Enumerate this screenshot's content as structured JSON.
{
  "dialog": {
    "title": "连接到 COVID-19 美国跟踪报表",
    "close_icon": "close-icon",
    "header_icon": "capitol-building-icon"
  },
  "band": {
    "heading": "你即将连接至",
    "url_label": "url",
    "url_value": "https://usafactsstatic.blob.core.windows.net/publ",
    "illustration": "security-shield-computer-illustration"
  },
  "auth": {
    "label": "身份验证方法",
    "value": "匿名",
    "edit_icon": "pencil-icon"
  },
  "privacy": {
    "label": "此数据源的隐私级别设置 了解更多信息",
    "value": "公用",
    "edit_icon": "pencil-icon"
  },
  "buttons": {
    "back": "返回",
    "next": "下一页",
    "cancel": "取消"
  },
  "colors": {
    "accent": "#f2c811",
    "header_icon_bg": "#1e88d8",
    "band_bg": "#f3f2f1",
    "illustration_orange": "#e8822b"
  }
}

## Problem to solve
Transcribe the material above in its entirety. Match it exactly.

## Completed task
Enumerate this screenshot's content as structured JSON.
{
  "dialog": {
    "title": "连接到 COVID-19 美国跟踪报表",
    "close_icon": "close-icon",
    "header_icon": "capitol-building-icon"
  },
  "band": {
    "heading": "你即将连接至",
    "url_label": "url",
    "url_value": "https://usafactsstatic.blob.core.windows.net/publ",
    "illustration": "security-shield-computer-illustration"
  },
  "auth": {
    "label": "身份验证方法",
    "value": "匿名",
    "edit_icon": "pencil-icon"
  },
  "privacy": {
    "label": "此数据源的隐私级别设置 了解更多信息",
    "value": "公用",
    "edit_icon": "pencil-icon"
  },
  "buttons": {
    "back": "返回",
    "next": "下一页",
    "cancel": "取消"
  },
  "colors": {
    "accent": "#f2c811",
    "header_icon_bg": "#1e88d8",
    "band_bg": "#f3f2f1",
    "illustration_orange": "#e8822b"
  }
}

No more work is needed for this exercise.